The data:
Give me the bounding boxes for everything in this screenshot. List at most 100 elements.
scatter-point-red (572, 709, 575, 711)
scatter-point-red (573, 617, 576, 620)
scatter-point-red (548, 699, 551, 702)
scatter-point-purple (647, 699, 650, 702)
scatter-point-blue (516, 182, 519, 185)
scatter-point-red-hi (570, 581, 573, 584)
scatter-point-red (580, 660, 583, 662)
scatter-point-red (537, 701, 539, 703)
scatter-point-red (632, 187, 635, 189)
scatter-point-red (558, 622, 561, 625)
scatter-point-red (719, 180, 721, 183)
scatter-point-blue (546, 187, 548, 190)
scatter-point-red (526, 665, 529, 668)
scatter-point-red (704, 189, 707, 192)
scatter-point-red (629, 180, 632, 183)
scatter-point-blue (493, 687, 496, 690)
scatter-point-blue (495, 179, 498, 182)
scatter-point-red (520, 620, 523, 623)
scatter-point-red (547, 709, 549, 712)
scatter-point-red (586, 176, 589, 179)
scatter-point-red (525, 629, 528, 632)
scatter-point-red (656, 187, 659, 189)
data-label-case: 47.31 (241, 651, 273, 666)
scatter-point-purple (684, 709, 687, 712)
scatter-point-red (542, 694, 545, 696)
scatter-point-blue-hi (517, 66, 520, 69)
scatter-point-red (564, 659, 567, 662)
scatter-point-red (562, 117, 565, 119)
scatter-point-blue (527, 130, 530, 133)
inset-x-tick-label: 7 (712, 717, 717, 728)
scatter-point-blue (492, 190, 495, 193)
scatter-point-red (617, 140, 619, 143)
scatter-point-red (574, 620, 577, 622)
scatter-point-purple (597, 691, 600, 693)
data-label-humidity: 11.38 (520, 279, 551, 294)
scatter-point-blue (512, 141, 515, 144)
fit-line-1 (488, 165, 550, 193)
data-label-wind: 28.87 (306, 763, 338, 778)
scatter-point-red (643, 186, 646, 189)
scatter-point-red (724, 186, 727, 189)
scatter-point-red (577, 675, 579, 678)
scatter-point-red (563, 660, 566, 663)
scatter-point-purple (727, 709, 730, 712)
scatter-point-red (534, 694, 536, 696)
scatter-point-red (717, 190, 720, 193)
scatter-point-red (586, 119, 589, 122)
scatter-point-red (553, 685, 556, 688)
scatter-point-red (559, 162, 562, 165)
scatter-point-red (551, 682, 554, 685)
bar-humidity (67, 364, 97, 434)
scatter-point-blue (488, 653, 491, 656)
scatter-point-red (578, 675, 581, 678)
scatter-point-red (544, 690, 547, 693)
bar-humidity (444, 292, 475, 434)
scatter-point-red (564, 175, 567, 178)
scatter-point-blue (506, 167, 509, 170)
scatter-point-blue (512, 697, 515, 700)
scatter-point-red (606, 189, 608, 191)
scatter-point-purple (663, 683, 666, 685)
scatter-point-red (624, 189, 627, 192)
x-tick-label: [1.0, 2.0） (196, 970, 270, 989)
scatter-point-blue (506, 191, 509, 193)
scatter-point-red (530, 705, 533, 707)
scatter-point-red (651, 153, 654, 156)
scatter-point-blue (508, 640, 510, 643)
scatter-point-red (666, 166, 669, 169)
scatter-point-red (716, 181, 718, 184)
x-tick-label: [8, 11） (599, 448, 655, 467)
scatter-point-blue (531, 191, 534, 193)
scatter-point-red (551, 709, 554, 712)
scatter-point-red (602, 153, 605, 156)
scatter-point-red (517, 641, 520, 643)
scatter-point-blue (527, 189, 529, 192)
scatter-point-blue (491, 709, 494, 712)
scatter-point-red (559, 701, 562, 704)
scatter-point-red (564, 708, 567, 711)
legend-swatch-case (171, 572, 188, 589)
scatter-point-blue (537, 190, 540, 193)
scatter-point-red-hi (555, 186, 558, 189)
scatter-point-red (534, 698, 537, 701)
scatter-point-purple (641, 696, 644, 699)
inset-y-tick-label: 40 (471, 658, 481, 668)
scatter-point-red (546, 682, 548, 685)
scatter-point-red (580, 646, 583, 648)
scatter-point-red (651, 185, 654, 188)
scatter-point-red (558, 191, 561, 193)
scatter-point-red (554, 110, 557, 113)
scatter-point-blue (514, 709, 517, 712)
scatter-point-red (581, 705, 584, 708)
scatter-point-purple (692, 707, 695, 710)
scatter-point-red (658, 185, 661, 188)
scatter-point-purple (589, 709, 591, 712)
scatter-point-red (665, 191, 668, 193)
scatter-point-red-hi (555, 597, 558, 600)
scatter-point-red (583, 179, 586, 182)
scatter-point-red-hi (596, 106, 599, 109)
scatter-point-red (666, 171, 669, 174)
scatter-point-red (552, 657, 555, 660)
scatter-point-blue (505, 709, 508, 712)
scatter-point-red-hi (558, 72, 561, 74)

Stated exercise: Copy out every one of the records above word for word, leaving nothing out and adding nothing.

The output:
Give me the bounding boxes for everything in this screenshot. List at most 100 elements.
scatter-point-red (572, 709, 575, 711)
scatter-point-red (573, 617, 576, 620)
scatter-point-red (548, 699, 551, 702)
scatter-point-purple (647, 699, 650, 702)
scatter-point-blue (516, 182, 519, 185)
scatter-point-red-hi (570, 581, 573, 584)
scatter-point-red (580, 660, 583, 662)
scatter-point-red (537, 701, 539, 703)
scatter-point-red (632, 187, 635, 189)
scatter-point-red (558, 622, 561, 625)
scatter-point-red (719, 180, 721, 183)
scatter-point-blue (546, 187, 548, 190)
scatter-point-red (526, 665, 529, 668)
scatter-point-red (704, 189, 707, 192)
scatter-point-red (629, 180, 632, 183)
scatter-point-blue (493, 687, 496, 690)
scatter-point-blue (495, 179, 498, 182)
scatter-point-red (520, 620, 523, 623)
scatter-point-red (547, 709, 549, 712)
scatter-point-red (586, 176, 589, 179)
scatter-point-red (525, 629, 528, 632)
scatter-point-red (656, 187, 659, 189)
data-label-case: 47.31 (241, 651, 273, 666)
scatter-point-purple (684, 709, 687, 712)
scatter-point-red (542, 694, 545, 696)
scatter-point-blue-hi (517, 66, 520, 69)
scatter-point-red (564, 659, 567, 662)
scatter-point-red (562, 117, 565, 119)
scatter-point-blue (527, 130, 530, 133)
inset-x-tick-label: 7 (712, 717, 717, 728)
scatter-point-blue (492, 190, 495, 193)
scatter-point-red (617, 140, 619, 143)
scatter-point-red (574, 620, 577, 622)
scatter-point-purple (597, 691, 600, 693)
data-label-humidity: 11.38 (520, 279, 551, 294)
scatter-point-blue (512, 141, 515, 144)
fit-line-1 (488, 165, 550, 193)
data-label-wind: 28.87 (306, 763, 338, 778)
scatter-point-red (643, 186, 646, 189)
scatter-point-red (724, 186, 727, 189)
scatter-point-red (577, 675, 579, 678)
scatter-point-red (563, 660, 566, 663)
scatter-point-purple (727, 709, 730, 712)
scatter-point-red (534, 694, 536, 696)
scatter-point-red (717, 190, 720, 193)
scatter-point-red (586, 119, 589, 122)
scatter-point-red (553, 685, 556, 688)
scatter-point-red (559, 162, 562, 165)
scatter-point-red (551, 682, 554, 685)
bar-humidity (67, 364, 97, 434)
scatter-point-blue (488, 653, 491, 656)
scatter-point-red (578, 675, 581, 678)
scatter-point-red (544, 690, 547, 693)
bar-humidity (444, 292, 475, 434)
scatter-point-red (564, 175, 567, 178)
scatter-point-blue (506, 167, 509, 170)
scatter-point-blue (512, 697, 515, 700)
scatter-point-red (606, 189, 608, 191)
scatter-point-purple (663, 683, 666, 685)
scatter-point-red (624, 189, 627, 192)
x-tick-label: [1.0, 2.0） (196, 970, 270, 989)
scatter-point-blue (506, 191, 509, 193)
scatter-point-red (530, 705, 533, 707)
scatter-point-red (651, 153, 654, 156)
scatter-point-blue (508, 640, 510, 643)
scatter-point-red (666, 166, 669, 169)
scatter-point-red (716, 181, 718, 184)
x-tick-label: [8, 11） (599, 448, 655, 467)
scatter-point-blue (531, 191, 534, 193)
scatter-point-red (551, 709, 554, 712)
scatter-point-red (602, 153, 605, 156)
scatter-point-red (517, 641, 520, 643)
scatter-point-blue (527, 189, 529, 192)
scatter-point-blue (491, 709, 494, 712)
scatter-point-red (559, 701, 562, 704)
scatter-point-red (564, 708, 567, 711)
legend-swatch-case (171, 572, 188, 589)
scatter-point-blue (537, 190, 540, 193)
scatter-point-red-hi (555, 186, 558, 189)
scatter-point-red (534, 698, 537, 701)
scatter-point-purple (641, 696, 644, 699)
inset-y-tick-label: 40 (471, 658, 481, 668)
scatter-point-red (546, 682, 548, 685)
scatter-point-red (580, 646, 583, 648)
scatter-point-red (651, 185, 654, 188)
scatter-point-red (558, 191, 561, 193)
scatter-point-red (554, 110, 557, 113)
scatter-point-blue (514, 709, 517, 712)
scatter-point-red (581, 705, 584, 708)
scatter-point-purple (692, 707, 695, 710)
scatter-point-red (658, 185, 661, 188)
scatter-point-purple (589, 709, 591, 712)
scatter-point-red (665, 191, 668, 193)
scatter-point-red-hi (555, 597, 558, 600)
scatter-point-red (583, 179, 586, 182)
scatter-point-red-hi (596, 106, 599, 109)
scatter-point-red (666, 171, 669, 174)
scatter-point-red (552, 657, 555, 660)
scatter-point-blue (505, 709, 508, 712)
scatter-point-red-hi (558, 72, 561, 74)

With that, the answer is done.